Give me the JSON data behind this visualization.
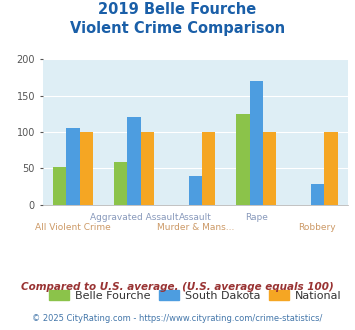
{
  "title_line1": "2019 Belle Fourche",
  "title_line2": "Violent Crime Comparison",
  "belle_fourche": [
    52,
    58,
    0,
    125,
    0
  ],
  "south_dakota": [
    106,
    121,
    39,
    170,
    29
  ],
  "national": [
    100,
    100,
    100,
    100,
    100
  ],
  "belle_color": "#8bc34a",
  "sd_color": "#4d9de0",
  "national_color": "#f5a623",
  "ylim": [
    0,
    200
  ],
  "yticks": [
    0,
    50,
    100,
    150,
    200
  ],
  "bg_color": "#deeef5",
  "title_color": "#1a5fa8",
  "bar_width": 0.22,
  "legend_labels": [
    "Belle Fourche",
    "South Dakota",
    "National"
  ],
  "top_xlabels": [
    "",
    "Aggravated Assault",
    "Assault",
    "Rape",
    ""
  ],
  "bot_xlabels": [
    "All Violent Crime",
    "",
    "Murder & Mans...",
    "",
    "Robbery"
  ],
  "top_xlabel_color": "#8899bb",
  "bot_xlabel_color": "#cc9966",
  "footnote1": "Compared to U.S. average. (U.S. average equals 100)",
  "footnote2": "© 2025 CityRating.com - https://www.cityrating.com/crime-statistics/",
  "footnote1_color": "#993333",
  "footnote2_color": "#4477aa"
}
━━━
### WHAT IS REQUIRED
Tally up the lines holding the string "Violent" in this listing, and report the total alone.

### CORRECT RESPONSE
2